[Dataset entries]
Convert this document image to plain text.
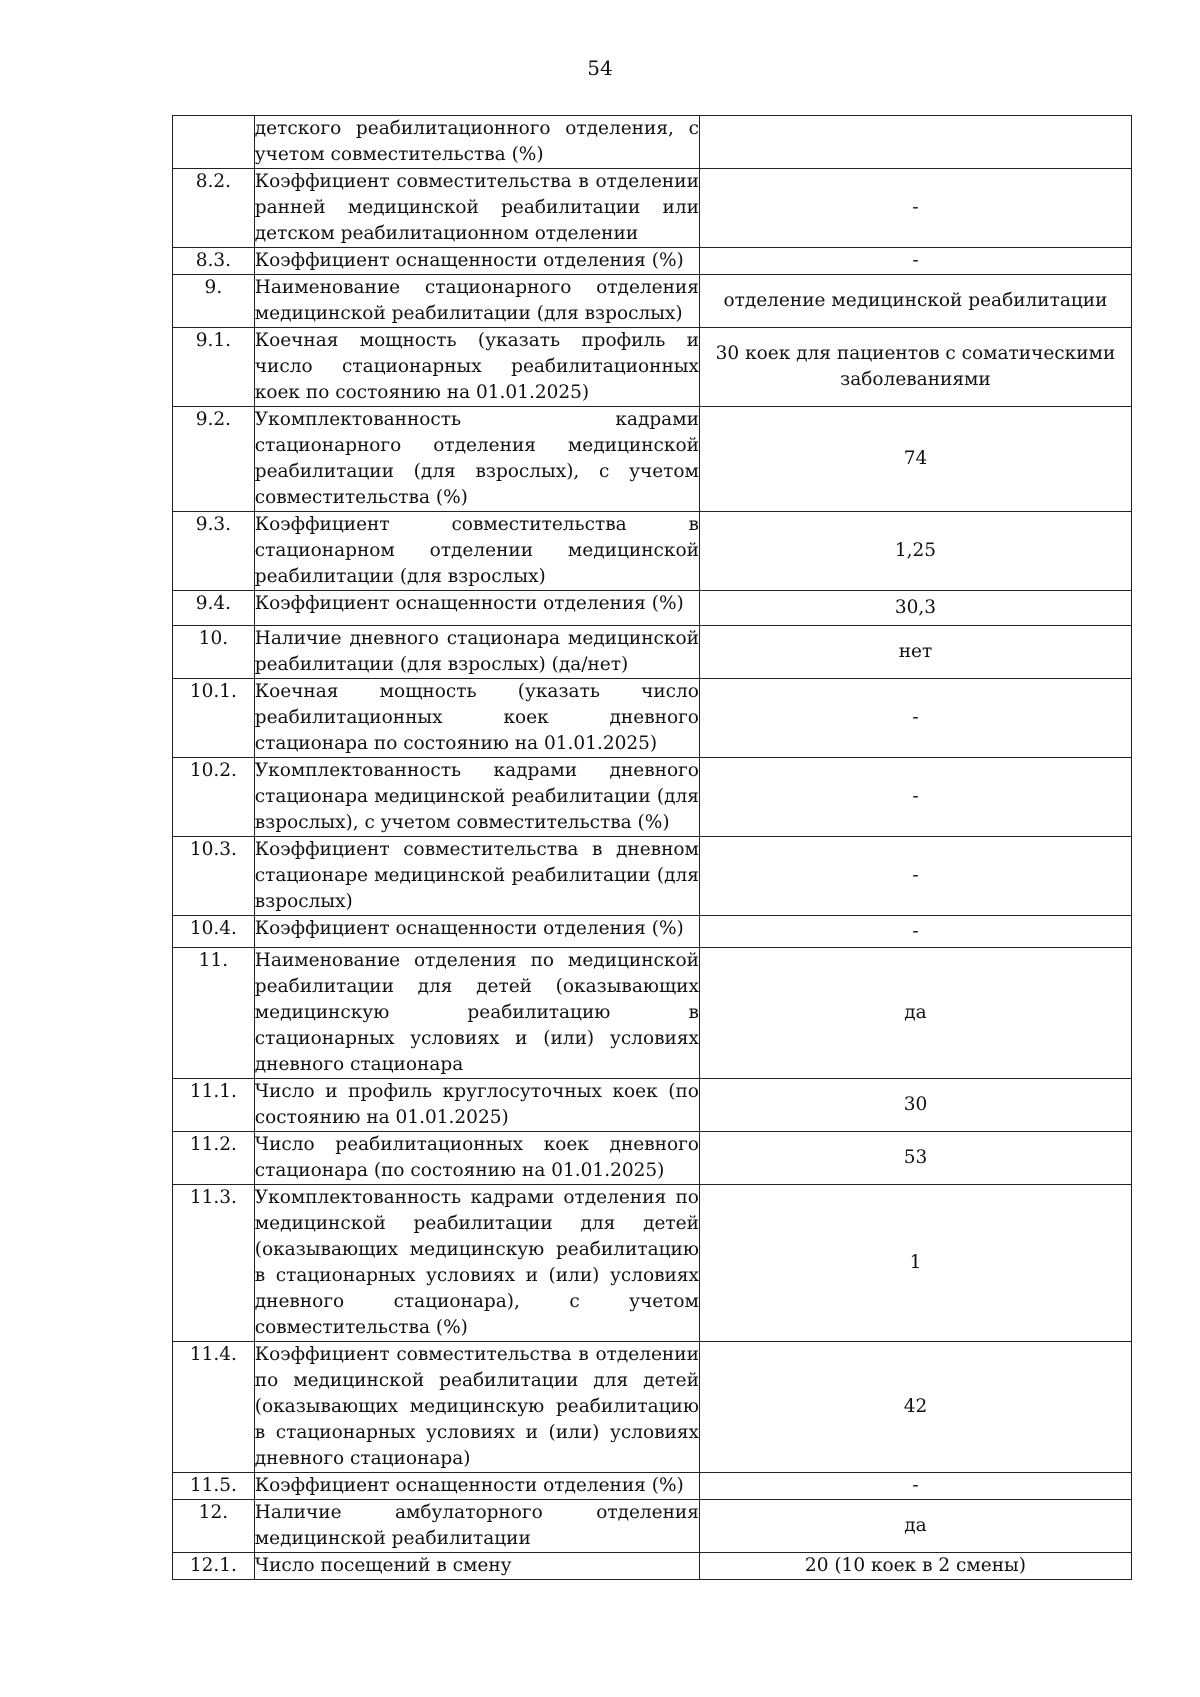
54
	детского реабилитационного отделения, с учетом совместительства (%)	
8.2.	Коэффициент совместительства в отделении ранней медицинской реабилитации или детском реабилитационном отделении	-
8.3.	Коэффициент оснащенности отделения (%)	-
9.	Наименование стационарного отделения медицинской реабилитации (для взрослых)	отделение медицинской реабилитации
9.1.	Коечная мощность (указать профиль и число стационарных реабилитационных коек по состоянию на 01.01.2025)	30 коек для пациентов с соматическими заболеваниями
9.2.	Укомплектованность кадрами стационарного отделения медицинской реабилитации (для взрослых), с учетом совместительства (%)	74
9.3.	Коэффициент совместительства в стационарном отделении медицинской реабилитации (для взрослых)	1,25
9.4.	Коэффициент оснащенности отделения (%)	30,3
10.	Наличие дневного стационара медицинской реабилитации (для взрослых) (да/нет)	нет
10.1.	Коечная мощность (указать число реабилитационных коек дневного стационара по состоянию на 01.01.2025)	-
10.2.	Укомплектованность кадрами дневного стационара медицинской реабилитации (для взрослых), с учетом совместительства (%)	-
10.3.	Коэффициент совместительства в дневном стационаре медицинской реабилитации (для взрослых)	-
10.4.	Коэффициент оснащенности отделения (%)	-
11.	Наименование отделения по медицинской реабилитации для детей (оказывающих медицинскую реабилитацию в стационарных условиях и (или) условиях дневного стационара	да
11.1.	Число и профиль круглосуточных коек (по состоянию на 01.01.2025)	30
11.2.	Число реабилитационных коек дневного стационара (по состоянию на 01.01.2025)	53
11.3.	Укомплектованность кадрами отделения по медицинской реабилитации для детей (оказывающих медицинскую реабилитацию в стационарных условиях и (или) условиях дневного стационара), с учетом совместительства (%)	1
11.4.	Коэффициент совместительства в отделении по медицинской реабилитации для детей (оказывающих медицинскую реабилитацию в стационарных условиях и (или) условиях дневного стационара)	42
11.5.	Коэффициент оснащенности отделения (%)	-
12.	Наличие амбулаторного отделения медицинской реабилитации	да
12.1.	Число посещений в смену	20 (10 коек в 2 смены)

● **Problem to work on**: The required output is the number of lines containing the word "профиль", and nothing besides.

● **Expected answer**: 2